* _Texte étudié_

****************

Dans les grandes villes, les choses se passerait elles d’une meilleure façon?

Pas vraiment, au sommet de la pyramide, un chef de Service “à vie”, présentant souvent un excès d’autoritarisme comme c’est toujours le cas dans un tel régime, vit de fins de mois difficiles avec un salaire “à des années lumières” de son degrés de formation. Toujours pour combler, le ministère nous a inventé un concept haut en couleur: l’APC (activité privée complémentaire). Cette invention n’a pas été bien saisie par les confrères qui, pour une grande partie d’entre eux, passe deux après-midi par semaine à l’hôpital et le reste de la semaine dans le privé au lieu de l’inverse.

Comme c’est toujours le cas dans un tel régime, les excès du chef contaminent tous les étages de la pyramide. Et aujourd’hui, il n’est pas rare de trouver des résidents en fin de formation dans les cliniques privées. Le para-médical, affaibli par des salaires qu’on va juste qualifier d’insuffisants, n’échappe pas à la règle. Ils marquent leur présence dans le service publique avant de prendre la direction des cliniques pour arrondir les fins de mois.

Un tel système n’est pas sans conséquence sur la seule chose qui est restée valable au fil des années et qui commence à présenter quelques signes de faiblesse: la qualité de la formation.

imagine-t-on que dans des services hospitalo-universitaires complètement désertés, les médecins en formation armés de la plus grande patience et d’une soif d’apprentissage hors norme, mais livrés à eux même pourrait acquérir les connaissances et l’expérience nécessaires à leur travail. J’en doute.

Que penser devant une volonté tunisienne de ne plus envoyer les médecins tunisiens pour parfaire leur formation en Europe, qui surajouté à une volonté européenne de privilégier les européens, bloque complètement cette manne d’apprentissage et financière. Vous imaginez que ma réponse est une incompréhension voire une suspicion.

Vient alors le tour de la médecine privée. Affaiblie par la concurrence parfois déloyale des médecins hospitalier et devant un marché tunisien très restreint, les libyens constituaient l’essentiel des revenus des médecins de libre pratique, en tout cas dans les grandes villes. Ce marché précaire comme le démontre sa disparition depuis les évènements récents en Tunisie puis en Lybie, ne peut pas être une solution définitive.

****************

(Enregistrements issus d'une collection)
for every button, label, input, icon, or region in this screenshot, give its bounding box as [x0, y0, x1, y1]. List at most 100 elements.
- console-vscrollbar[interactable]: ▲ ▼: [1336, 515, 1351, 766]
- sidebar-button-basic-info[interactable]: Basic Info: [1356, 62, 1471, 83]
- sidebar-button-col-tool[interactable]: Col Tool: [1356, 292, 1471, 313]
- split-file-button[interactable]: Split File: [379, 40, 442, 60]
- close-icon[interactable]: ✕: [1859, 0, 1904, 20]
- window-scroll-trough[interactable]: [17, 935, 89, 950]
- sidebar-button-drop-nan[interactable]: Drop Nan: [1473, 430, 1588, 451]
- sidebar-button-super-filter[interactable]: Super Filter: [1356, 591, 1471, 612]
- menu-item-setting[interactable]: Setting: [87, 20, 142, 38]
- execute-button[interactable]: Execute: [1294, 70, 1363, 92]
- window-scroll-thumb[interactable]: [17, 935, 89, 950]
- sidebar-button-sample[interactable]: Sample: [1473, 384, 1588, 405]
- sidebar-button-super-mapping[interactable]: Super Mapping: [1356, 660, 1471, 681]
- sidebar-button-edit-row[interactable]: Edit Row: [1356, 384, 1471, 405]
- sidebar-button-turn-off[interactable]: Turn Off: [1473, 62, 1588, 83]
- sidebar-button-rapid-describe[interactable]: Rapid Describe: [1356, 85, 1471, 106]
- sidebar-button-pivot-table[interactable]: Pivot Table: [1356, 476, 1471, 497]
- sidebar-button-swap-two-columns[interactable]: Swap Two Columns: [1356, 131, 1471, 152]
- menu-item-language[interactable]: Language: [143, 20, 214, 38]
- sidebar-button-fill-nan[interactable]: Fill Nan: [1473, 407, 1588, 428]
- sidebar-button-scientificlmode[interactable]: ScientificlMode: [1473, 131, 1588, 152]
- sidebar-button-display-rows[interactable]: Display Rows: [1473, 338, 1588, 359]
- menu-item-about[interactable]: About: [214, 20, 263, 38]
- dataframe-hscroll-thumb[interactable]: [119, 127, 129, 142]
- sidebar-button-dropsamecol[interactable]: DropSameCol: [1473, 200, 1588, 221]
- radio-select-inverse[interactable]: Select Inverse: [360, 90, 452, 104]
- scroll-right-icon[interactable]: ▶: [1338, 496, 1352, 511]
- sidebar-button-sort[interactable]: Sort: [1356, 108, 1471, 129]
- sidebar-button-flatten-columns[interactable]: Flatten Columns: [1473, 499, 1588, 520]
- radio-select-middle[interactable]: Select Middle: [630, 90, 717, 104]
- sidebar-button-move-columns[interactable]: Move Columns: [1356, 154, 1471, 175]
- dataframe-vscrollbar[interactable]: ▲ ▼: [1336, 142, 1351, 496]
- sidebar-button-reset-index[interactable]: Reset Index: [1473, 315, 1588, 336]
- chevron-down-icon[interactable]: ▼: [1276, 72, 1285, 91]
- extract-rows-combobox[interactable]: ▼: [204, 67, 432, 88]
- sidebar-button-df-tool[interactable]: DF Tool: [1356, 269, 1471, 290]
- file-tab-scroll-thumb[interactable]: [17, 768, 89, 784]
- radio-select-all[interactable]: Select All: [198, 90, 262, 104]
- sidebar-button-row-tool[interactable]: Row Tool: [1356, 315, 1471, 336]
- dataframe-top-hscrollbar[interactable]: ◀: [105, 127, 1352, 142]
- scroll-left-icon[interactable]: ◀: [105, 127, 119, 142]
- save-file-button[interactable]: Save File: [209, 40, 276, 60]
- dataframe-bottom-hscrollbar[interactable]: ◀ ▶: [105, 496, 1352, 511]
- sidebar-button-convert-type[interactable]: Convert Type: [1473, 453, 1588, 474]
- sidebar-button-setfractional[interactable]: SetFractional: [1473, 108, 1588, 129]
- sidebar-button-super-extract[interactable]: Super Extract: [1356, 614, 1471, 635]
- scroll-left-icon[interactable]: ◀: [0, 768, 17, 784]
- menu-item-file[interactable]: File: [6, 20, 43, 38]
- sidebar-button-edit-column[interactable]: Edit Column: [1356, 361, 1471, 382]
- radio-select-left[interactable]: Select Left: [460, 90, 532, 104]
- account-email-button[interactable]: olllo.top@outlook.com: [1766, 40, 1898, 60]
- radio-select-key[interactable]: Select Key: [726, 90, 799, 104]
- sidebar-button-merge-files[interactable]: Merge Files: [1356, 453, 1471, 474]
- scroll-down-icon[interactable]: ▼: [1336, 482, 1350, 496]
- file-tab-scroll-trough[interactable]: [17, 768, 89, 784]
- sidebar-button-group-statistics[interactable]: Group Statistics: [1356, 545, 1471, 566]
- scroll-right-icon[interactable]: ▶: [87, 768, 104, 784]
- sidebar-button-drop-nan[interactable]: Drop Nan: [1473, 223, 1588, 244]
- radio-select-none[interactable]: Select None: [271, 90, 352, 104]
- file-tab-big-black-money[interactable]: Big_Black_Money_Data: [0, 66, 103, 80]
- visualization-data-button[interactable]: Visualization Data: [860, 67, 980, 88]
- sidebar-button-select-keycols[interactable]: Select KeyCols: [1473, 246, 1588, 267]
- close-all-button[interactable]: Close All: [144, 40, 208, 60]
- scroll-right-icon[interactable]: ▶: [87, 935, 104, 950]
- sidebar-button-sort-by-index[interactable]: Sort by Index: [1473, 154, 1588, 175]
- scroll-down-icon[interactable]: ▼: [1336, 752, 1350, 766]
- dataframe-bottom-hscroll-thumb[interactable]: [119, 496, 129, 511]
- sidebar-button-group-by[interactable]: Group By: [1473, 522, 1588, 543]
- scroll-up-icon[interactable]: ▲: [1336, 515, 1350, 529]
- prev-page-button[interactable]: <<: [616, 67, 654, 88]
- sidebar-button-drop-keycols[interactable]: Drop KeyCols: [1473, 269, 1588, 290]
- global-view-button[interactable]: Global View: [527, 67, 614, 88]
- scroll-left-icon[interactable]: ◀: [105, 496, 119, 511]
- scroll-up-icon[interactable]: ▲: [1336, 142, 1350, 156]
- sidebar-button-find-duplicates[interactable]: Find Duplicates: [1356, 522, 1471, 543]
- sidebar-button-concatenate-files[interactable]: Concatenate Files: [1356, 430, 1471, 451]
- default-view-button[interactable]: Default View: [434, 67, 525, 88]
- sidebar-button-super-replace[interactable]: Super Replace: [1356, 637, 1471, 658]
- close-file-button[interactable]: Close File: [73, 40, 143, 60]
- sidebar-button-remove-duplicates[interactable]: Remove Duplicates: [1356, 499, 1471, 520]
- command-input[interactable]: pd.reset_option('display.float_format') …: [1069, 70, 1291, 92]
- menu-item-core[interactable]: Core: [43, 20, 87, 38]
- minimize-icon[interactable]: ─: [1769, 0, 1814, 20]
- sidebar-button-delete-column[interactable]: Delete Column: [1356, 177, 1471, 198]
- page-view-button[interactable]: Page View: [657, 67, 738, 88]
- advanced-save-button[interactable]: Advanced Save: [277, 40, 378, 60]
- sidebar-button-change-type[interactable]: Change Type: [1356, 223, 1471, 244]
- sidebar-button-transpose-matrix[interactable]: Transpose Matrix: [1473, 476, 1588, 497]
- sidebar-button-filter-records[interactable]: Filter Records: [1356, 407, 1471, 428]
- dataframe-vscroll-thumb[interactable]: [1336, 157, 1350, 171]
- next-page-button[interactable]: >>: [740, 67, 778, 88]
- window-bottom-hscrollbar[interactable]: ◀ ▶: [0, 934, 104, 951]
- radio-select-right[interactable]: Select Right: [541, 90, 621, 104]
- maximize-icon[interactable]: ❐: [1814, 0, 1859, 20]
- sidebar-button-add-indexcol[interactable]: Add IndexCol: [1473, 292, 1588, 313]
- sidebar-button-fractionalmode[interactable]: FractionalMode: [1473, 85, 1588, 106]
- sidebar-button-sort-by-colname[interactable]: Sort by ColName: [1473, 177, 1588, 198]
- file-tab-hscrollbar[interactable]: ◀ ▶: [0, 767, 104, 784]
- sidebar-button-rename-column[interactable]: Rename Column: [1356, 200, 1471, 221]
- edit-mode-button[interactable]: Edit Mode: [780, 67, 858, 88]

****************

* _Activités proposées_
a. Pouvez-vous reproduire fidèlement le texte sur la médecine en Tunisie, depuis « Que penser devant » jusqu'à « voire une suspicion. » ?
b. Comment se poursuit le texte sur la médecine en Tunisie ? Rédigez la suite qui vient après sa dernière phrase.

* _Corrigés attendus_
a.
Que penser devant une volonté tunisienne de ne plus envoyer les médecins tunisiens pour parfaire leur formation en Europe, qui surajouté à une volonté européenne de privilégier les européens, bloque complètement cette manne d’apprentissage et financière. Vous imaginez que ma réponse est une incompréhension voire une suspicion.

b.
Tout ceci est un peu caricatural, j’en conviens: Il reste encore des bouc émissaires dans chaque hôpital tunisien, qui armés d’un sens inouï du don du soi, comblent les lacunes.

Il reste encore des chefs de service, insensibles à la tentation matérielle, gèrent très bien leur service.

Il reste encore des médecins en formation qui à force de volonté, arrivent à extirper le maximum de connaissance de leurs ainés et à sortir leur épingle du jeu…..

Cependant, plusieurs interrogations me traversent l’esprit : Comment expliquer qu’un assistant hospitalo-universitaire tenu à rester 8 heures par jour dans son service, d’assurer l’encadrement des jeunes médecins, d’assurer des gardes, à donner des cours dans les facultés de médecine et dans les écoles de santé, gagne à peine quelques dizaines de dinars de plus qu’un assistant universitaire d’un autre domaine qui fait entre 8 et 12 heures de cours par semaine.

Comment expliquer le salaire du para-médical ? Comment exiger des jeunes médecins des gardes sans repos compensateur le lendemain Comment mettre en place l’APC sans système efficace de surveillance pour éviter les excès Comment exiger des jeunes pères et mères de famille de travailler loin de leur proche sans aucun développement du transport et sans aucune compensation matérielle

Le chemin est long et très long. Bonne chance à ceux qui prennent et qui vont prendre les choses en main. La santé n’est qu’une partie d’un système macabre mis en place par l’ancien dictateur. La fatalité est un des caractères des gens qui font cette profession. Mais je trouve que l’heure est venue de rompre le silence.